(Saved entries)

****************************************

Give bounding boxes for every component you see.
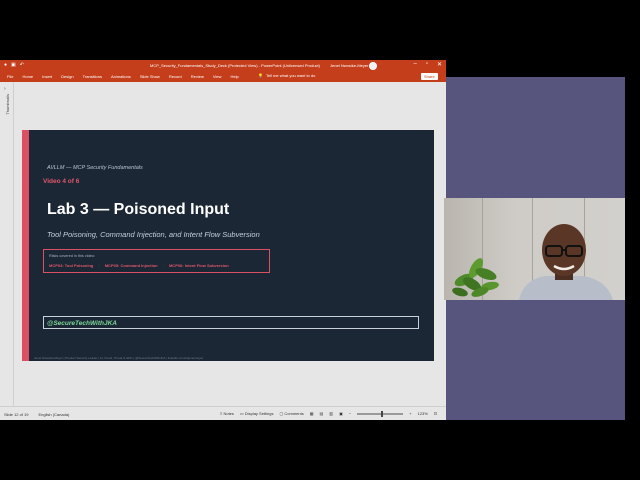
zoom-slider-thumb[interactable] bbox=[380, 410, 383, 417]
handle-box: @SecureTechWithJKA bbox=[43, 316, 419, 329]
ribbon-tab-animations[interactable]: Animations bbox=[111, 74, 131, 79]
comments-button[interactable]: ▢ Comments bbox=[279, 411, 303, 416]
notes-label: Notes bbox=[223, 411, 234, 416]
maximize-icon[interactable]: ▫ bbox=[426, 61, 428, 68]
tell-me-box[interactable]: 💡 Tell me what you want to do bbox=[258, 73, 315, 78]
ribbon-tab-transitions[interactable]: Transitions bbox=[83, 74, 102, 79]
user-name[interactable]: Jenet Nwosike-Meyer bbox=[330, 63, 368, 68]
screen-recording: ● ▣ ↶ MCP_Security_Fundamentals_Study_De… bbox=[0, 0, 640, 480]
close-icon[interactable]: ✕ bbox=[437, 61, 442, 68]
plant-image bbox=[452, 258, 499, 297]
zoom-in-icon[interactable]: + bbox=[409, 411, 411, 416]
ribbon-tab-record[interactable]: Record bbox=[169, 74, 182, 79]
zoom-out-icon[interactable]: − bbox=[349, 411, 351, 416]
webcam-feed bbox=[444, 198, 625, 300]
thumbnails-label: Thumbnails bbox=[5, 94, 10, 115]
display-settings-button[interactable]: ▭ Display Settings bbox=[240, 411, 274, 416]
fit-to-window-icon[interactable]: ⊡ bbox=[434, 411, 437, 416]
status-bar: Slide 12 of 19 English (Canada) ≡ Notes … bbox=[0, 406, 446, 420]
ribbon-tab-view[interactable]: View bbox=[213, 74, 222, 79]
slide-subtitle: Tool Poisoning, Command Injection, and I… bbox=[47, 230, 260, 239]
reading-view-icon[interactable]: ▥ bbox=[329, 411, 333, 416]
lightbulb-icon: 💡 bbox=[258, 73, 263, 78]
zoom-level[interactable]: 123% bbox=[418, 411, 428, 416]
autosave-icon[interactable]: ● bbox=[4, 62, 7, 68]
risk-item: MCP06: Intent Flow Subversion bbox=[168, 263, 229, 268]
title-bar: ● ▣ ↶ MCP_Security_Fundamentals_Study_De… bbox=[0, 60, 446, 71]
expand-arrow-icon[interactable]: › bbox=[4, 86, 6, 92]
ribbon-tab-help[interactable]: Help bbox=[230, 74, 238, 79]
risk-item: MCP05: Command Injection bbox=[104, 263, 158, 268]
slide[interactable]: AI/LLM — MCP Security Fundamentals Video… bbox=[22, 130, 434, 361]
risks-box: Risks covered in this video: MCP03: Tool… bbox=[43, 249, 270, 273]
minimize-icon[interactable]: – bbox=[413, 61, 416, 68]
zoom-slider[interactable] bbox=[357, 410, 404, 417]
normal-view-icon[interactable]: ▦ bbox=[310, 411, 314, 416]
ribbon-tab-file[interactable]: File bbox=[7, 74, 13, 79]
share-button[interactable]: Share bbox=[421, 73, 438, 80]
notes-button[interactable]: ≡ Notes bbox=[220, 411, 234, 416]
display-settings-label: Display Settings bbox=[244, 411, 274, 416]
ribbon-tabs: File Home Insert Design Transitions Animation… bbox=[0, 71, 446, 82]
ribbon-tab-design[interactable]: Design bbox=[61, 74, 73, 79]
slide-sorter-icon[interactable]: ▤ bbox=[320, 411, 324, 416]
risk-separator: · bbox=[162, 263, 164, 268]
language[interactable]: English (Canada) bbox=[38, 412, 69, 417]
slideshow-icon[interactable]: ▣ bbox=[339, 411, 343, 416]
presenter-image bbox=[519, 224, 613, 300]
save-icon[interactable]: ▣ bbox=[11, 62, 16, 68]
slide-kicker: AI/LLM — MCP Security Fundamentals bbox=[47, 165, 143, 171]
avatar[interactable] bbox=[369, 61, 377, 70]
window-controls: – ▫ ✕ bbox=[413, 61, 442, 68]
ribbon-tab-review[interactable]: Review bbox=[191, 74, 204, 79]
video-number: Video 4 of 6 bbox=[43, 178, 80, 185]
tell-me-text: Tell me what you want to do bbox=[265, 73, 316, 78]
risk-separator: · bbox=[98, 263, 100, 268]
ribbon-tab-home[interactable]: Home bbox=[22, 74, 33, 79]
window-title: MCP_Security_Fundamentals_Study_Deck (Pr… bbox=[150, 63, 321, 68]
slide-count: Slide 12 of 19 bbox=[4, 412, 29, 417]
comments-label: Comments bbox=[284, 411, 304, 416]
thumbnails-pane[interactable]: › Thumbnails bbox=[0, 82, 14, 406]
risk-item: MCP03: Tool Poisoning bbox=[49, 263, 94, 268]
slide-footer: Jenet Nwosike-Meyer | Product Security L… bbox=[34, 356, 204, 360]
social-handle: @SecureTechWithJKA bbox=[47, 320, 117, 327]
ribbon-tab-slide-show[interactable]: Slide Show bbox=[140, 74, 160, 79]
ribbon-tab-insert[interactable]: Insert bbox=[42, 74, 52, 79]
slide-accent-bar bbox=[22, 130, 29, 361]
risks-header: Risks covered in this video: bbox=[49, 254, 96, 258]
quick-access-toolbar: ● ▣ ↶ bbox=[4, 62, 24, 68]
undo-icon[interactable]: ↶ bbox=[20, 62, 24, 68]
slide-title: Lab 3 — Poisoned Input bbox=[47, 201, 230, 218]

****************************************

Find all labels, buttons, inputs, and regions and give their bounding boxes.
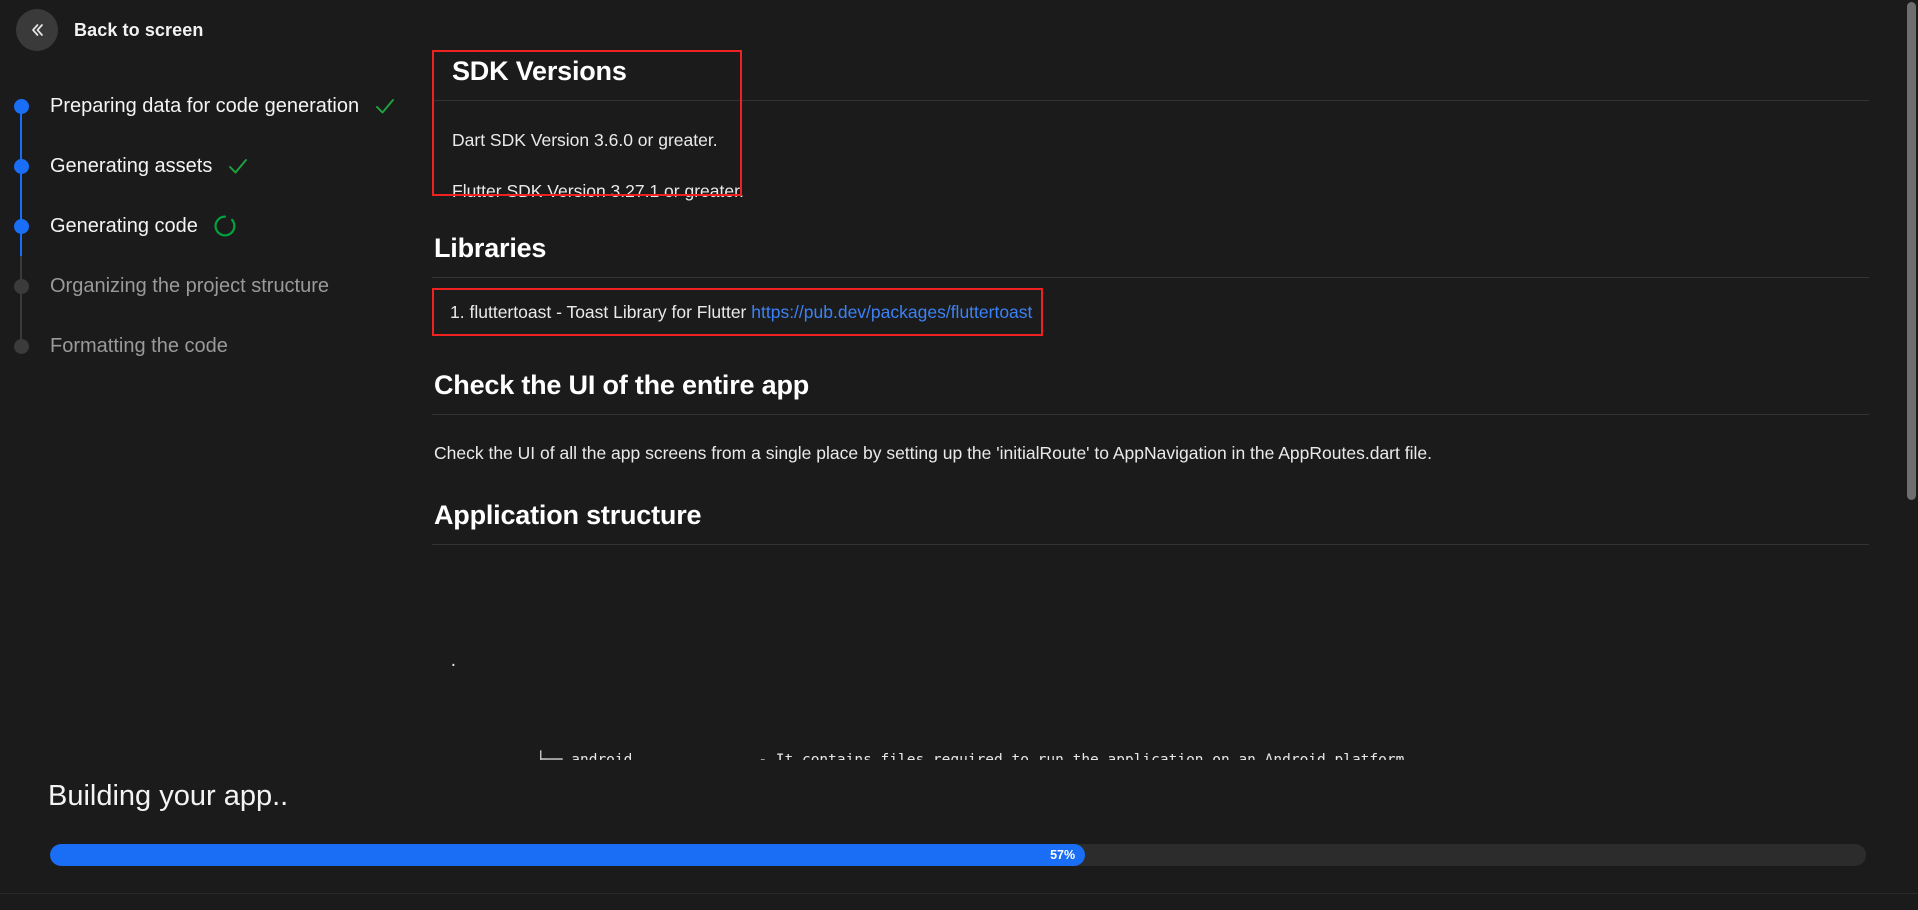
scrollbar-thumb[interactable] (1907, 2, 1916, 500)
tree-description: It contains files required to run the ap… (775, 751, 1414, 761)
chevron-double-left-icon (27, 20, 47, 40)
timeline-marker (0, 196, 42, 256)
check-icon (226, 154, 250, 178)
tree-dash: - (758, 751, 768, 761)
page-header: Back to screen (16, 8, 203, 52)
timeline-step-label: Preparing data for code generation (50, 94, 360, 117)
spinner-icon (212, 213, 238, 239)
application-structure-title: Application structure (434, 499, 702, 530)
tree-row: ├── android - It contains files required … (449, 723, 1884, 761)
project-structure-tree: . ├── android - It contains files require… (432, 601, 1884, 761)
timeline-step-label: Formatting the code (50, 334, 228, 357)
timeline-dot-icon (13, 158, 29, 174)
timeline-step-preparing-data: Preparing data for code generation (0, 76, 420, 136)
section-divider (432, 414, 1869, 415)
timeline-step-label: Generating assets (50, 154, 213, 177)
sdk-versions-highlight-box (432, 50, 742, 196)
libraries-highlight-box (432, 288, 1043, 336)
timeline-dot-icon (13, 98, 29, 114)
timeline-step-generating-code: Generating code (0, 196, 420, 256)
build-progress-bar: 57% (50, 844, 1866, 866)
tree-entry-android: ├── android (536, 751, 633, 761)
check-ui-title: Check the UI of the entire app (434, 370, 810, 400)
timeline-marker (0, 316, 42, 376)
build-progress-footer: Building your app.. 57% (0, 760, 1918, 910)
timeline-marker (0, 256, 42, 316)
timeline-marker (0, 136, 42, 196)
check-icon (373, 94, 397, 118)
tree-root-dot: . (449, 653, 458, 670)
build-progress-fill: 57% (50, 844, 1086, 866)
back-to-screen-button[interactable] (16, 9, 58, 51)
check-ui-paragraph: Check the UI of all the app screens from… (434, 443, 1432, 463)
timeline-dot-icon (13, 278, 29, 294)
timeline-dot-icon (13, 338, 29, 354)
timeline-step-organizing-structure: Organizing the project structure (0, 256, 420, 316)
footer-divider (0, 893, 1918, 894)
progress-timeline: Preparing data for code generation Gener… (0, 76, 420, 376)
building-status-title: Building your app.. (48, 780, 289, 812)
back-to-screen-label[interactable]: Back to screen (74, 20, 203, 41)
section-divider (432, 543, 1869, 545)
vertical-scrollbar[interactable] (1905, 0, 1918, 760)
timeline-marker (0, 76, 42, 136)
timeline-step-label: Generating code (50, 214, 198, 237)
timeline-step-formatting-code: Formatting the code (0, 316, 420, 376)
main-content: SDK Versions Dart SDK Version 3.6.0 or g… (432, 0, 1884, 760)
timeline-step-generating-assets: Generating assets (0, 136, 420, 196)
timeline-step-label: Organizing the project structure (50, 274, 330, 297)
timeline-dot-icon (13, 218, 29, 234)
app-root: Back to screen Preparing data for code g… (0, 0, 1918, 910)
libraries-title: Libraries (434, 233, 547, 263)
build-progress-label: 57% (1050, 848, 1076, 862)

****************************************

Task details:
Lay out the records starting at the line containing "scrollbar-thumb[interactable] (1907, 2, 1916, 500)" and ending at the line containing "tree-row: ├── android" as a Markdown table with the columns Row and Line, one record per row, skipping blank lines.

Written solution:
| Row | Line |
|---|---|
| 1 | scrollbar-thumb[interactable] (1907, 2, 1916, 500) |
| 2 | tree-description: It contains files required to run the ap… (775, 751, 1414, 761) |
| 3 | chevron-double-left-icon (27, 20, 47, 40) |
| 4 | timeline-marker (0, 196, 42, 256) |
| 5 | check-icon (226, 154, 250, 178) |
| 6 | tree-dash: - (758, 751, 768, 761) |
| 7 | page-header: Back to screen (16, 8, 203, 52) |
| 8 | timeline-step-label: Preparing data for code generation (50, 94, 360, 117) |
| 9 | spinner-icon (212, 213, 238, 239) |
| 10 | application-structure-title: Application structure (434, 499, 702, 530) |
| 11 | tree-row: ├── android - It contains files required … (449, 723, 1884, 761) |